• [Job]
Reproduce the listing below verbatim.

+ + +

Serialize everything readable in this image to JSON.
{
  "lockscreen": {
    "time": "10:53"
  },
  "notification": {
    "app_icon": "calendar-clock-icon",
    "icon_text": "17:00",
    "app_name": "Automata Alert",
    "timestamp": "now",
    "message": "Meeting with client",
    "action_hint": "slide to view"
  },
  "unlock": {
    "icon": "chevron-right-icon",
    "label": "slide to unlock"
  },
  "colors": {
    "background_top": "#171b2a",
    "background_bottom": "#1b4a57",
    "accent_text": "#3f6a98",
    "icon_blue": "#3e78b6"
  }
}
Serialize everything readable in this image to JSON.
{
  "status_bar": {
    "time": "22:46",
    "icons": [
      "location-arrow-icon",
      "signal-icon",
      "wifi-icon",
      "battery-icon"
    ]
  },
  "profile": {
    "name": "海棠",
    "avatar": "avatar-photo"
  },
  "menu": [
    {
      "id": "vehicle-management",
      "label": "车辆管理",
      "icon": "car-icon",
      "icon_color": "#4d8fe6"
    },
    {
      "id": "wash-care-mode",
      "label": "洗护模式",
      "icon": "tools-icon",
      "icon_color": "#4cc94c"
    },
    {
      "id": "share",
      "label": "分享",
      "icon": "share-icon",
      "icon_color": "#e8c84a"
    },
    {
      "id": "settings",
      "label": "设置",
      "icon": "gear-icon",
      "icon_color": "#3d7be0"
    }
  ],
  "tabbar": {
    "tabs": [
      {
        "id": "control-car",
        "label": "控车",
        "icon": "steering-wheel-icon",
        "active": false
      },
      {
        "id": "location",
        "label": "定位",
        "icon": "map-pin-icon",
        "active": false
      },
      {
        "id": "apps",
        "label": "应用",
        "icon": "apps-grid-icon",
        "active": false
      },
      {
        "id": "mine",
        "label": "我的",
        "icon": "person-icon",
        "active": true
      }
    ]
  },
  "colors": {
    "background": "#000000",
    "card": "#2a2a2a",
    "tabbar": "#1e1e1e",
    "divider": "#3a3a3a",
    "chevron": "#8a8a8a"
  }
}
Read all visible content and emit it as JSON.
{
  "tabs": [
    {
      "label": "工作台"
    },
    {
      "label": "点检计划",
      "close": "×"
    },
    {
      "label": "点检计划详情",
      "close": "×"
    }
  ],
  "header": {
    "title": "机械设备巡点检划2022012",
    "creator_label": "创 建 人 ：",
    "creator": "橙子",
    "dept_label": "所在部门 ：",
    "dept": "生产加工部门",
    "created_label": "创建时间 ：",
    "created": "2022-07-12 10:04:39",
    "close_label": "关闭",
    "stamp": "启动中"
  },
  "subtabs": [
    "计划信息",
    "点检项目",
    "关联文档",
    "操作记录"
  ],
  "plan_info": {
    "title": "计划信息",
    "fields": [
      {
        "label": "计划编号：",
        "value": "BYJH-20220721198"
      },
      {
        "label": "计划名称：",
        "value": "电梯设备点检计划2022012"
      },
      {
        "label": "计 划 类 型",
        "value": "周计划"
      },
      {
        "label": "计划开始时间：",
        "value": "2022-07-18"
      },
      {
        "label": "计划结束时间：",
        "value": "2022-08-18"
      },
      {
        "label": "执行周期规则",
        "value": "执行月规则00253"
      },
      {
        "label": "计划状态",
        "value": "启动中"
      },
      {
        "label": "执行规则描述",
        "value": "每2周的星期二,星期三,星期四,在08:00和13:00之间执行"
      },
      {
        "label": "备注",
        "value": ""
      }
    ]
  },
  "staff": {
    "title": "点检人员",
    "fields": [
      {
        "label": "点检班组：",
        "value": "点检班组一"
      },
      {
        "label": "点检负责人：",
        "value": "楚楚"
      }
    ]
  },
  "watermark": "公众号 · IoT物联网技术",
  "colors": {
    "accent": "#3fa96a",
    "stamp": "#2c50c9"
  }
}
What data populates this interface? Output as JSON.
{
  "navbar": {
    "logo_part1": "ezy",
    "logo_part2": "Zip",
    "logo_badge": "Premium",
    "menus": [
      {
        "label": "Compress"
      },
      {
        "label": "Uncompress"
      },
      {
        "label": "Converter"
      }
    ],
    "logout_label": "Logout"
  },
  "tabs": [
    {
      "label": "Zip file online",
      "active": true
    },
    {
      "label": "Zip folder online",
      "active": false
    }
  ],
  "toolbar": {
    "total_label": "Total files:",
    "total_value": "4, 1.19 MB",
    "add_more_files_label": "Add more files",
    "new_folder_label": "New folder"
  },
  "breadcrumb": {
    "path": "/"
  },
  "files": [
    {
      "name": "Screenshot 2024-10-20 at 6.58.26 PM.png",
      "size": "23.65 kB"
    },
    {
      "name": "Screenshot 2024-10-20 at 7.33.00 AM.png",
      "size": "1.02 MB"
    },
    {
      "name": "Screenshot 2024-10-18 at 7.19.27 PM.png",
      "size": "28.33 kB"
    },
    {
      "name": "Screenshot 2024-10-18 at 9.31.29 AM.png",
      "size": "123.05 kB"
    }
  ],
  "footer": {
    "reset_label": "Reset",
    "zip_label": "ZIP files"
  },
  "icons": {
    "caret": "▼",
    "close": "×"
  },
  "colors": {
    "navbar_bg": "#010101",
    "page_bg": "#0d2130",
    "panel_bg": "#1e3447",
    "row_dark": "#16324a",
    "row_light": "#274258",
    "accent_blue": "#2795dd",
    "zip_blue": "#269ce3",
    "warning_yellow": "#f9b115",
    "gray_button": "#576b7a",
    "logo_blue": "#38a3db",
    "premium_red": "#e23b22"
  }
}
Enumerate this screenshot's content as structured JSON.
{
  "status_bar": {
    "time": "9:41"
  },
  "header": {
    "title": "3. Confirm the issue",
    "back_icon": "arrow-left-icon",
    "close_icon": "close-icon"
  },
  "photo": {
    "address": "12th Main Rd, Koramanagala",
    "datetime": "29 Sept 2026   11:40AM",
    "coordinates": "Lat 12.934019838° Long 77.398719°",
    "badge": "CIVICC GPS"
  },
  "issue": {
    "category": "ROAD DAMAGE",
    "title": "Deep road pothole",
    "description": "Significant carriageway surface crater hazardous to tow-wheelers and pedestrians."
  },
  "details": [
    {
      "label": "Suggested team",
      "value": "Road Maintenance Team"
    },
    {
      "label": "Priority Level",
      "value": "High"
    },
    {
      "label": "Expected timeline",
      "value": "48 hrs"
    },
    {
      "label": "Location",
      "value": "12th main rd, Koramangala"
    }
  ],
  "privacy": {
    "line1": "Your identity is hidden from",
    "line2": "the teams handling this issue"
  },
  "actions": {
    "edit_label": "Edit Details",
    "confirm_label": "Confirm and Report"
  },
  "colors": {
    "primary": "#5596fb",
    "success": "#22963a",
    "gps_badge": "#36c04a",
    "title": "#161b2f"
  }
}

+ + +

• [Reply to the exercise]
Serialize everything readable in this image to JSON.
{
  "lockscreen": {
    "time": "10:53"
  },
  "notification": {
    "app_icon": "calendar-clock-icon",
    "icon_text": "17:00",
    "app_name": "Automata Alert",
    "timestamp": "now",
    "message": "Meeting with client",
    "action_hint": "slide to view"
  },
  "unlock": {
    "icon": "chevron-right-icon",
    "label": "slide to unlock"
  },
  "colors": {
    "background_top": "#171b2a",
    "background_bottom": "#1b4a57",
    "accent_text": "#3f6a98",
    "icon_blue": "#3e78b6"
  }
}
Serialize everything readable in this image to JSON.
{
  "status_bar": {
    "time": "22:46",
    "icons": [
      "location-arrow-icon",
      "signal-icon",
      "wifi-icon",
      "battery-icon"
    ]
  },
  "profile": {
    "name": "海棠",
    "avatar": "avatar-photo"
  },
  "menu": [
    {
      "id": "vehicle-management",
      "label": "车辆管理",
      "icon": "car-icon",
      "icon_color": "#4d8fe6"
    },
    {
      "id": "wash-care-mode",
      "label": "洗护模式",
      "icon": "tools-icon",
      "icon_color": "#4cc94c"
    },
    {
      "id": "share",
      "label": "分享",
      "icon": "share-icon",
      "icon_color": "#e8c84a"
    },
    {
      "id": "settings",
      "label": "设置",
      "icon": "gear-icon",
      "icon_color": "#3d7be0"
    }
  ],
  "tabbar": {
    "tabs": [
      {
        "id": "control-car",
        "label": "控车",
        "icon": "steering-wheel-icon",
        "active": false
      },
      {
        "id": "location",
        "label": "定位",
        "icon": "map-pin-icon",
        "active": false
      },
      {
        "id": "apps",
        "label": "应用",
        "icon": "apps-grid-icon",
        "active": false
      },
      {
        "id": "mine",
        "label": "我的",
        "icon": "person-icon",
        "active": true
      }
    ]
  },
  "colors": {
    "background": "#000000",
    "card": "#2a2a2a",
    "tabbar": "#1e1e1e",
    "divider": "#3a3a3a",
    "chevron": "#8a8a8a"
  }
}
Read all visible content and emit it as JSON.
{
  "tabs": [
    {
      "label": "工作台"
    },
    {
      "label": "点检计划",
      "close": "×"
    },
    {
      "label": "点检计划详情",
      "close": "×"
    }
  ],
  "header": {
    "title": "机械设备巡点检划2022012",
    "creator_label": "创 建 人 ：",
    "creator": "橙子",
    "dept_label": "所在部门 ：",
    "dept": "生产加工部门",
    "created_label": "创建时间 ：",
    "created": "2022-07-12 10:04:39",
    "close_label": "关闭",
    "stamp": "启动中"
  },
  "subtabs": [
    "计划信息",
    "点检项目",
    "关联文档",
    "操作记录"
  ],
  "plan_info": {
    "title": "计划信息",
    "fields": [
      {
        "label": "计划编号：",
        "value": "BYJH-20220721198"
      },
      {
        "label": "计划名称：",
        "value": "电梯设备点检计划2022012"
      },
      {
        "label": "计 划 类 型",
        "value": "周计划"
      },
      {
        "label": "计划开始时间：",
        "value": "2022-07-18"
      },
      {
        "label": "计划结束时间：",
        "value": "2022-08-18"
      },
      {
        "label": "执行周期规则",
        "value": "执行月规则00253"
      },
      {
        "label": "计划状态",
        "value": "启动中"
      },
      {
        "label": "执行规则描述",
        "value": "每2周的星期二,星期三,星期四,在08:00和13:00之间执行"
      },
      {
        "label": "备注",
        "value": ""
      }
    ]
  },
  "staff": {
    "title": "点检人员",
    "fields": [
      {
        "label": "点检班组：",
        "value": "点检班组一"
      },
      {
        "label": "点检负责人：",
        "value": "楚楚"
      }
    ]
  },
  "watermark": "公众号 · IoT物联网技术",
  "colors": {
    "accent": "#3fa96a",
    "stamp": "#2c50c9"
  }
}
What data populates this interface? Output as JSON.
{
  "navbar": {
    "logo_part1": "ezy",
    "logo_part2": "Zip",
    "logo_badge": "Premium",
    "menus": [
      {
        "label": "Compress"
      },
      {
        "label": "Uncompress"
      },
      {
        "label": "Converter"
      }
    ],
    "logout_label": "Logout"
  },
  "tabs": [
    {
      "label": "Zip file online",
      "active": true
    },
    {
      "label": "Zip folder online",
      "active": false
    }
  ],
  "toolbar": {
    "total_label": "Total files:",
    "total_value": "4, 1.19 MB",
    "add_more_files_label": "Add more files",
    "new_folder_label": "New folder"
  },
  "breadcrumb": {
    "path": "/"
  },
  "files": [
    {
      "name": "Screenshot 2024-10-20 at 6.58.26 PM.png",
      "size": "23.65 kB"
    },
    {
      "name": "Screenshot 2024-10-20 at 7.33.00 AM.png",
      "size": "1.02 MB"
    },
    {
      "name": "Screenshot 2024-10-18 at 7.19.27 PM.png",
      "size": "28.33 kB"
    },
    {
      "name": "Screenshot 2024-10-18 at 9.31.29 AM.png",
      "size": "123.05 kB"
    }
  ],
  "footer": {
    "reset_label": "Reset",
    "zip_label": "ZIP files"
  },
  "icons": {
    "caret": "▼",
    "close": "×"
  },
  "colors": {
    "navbar_bg": "#010101",
    "page_bg": "#0d2130",
    "panel_bg": "#1e3447",
    "row_dark": "#16324a",
    "row_light": "#274258",
    "accent_blue": "#2795dd",
    "zip_blue": "#269ce3",
    "warning_yellow": "#f9b115",
    "gray_button": "#576b7a",
    "logo_blue": "#38a3db",
    "premium_red": "#e23b22"
  }
}
Enumerate this screenshot's content as structured JSON.
{
  "status_bar": {
    "time": "9:41"
  },
  "header": {
    "title": "3. Confirm the issue",
    "back_icon": "arrow-left-icon",
    "close_icon": "close-icon"
  },
  "photo": {
    "address": "12th Main Rd, Koramanagala",
    "datetime": "29 Sept 2026   11:40AM",
    "coordinates": "Lat 12.934019838° Long 77.398719°",
    "badge": "CIVICC GPS"
  },
  "issue": {
    "category": "ROAD DAMAGE",
    "title": "Deep road pothole",
    "description": "Significant carriageway surface crater hazardous to tow-wheelers and pedestrians."
  },
  "details": [
    {
      "label": "Suggested team",
      "value": "Road Maintenance Team"
    },
    {
      "label": "Priority Level",
      "value": "High"
    },
    {
      "label": "Expected timeline",
      "value": "48 hrs"
    },
    {
      "label": "Location",
      "value": "12th main rd, Koramangala"
    }
  ],
  "privacy": {
    "line1": "Your identity is hidden from",
    "line2": "the teams handling this issue"
  },
  "actions": {
    "edit_label": "Edit Details",
    "confirm_label": "Confirm and Report"
  },
  "colors": {
    "primary": "#5596fb",
    "success": "#22963a",
    "gps_badge": "#36c04a",
    "title": "#161b2f"
  }
}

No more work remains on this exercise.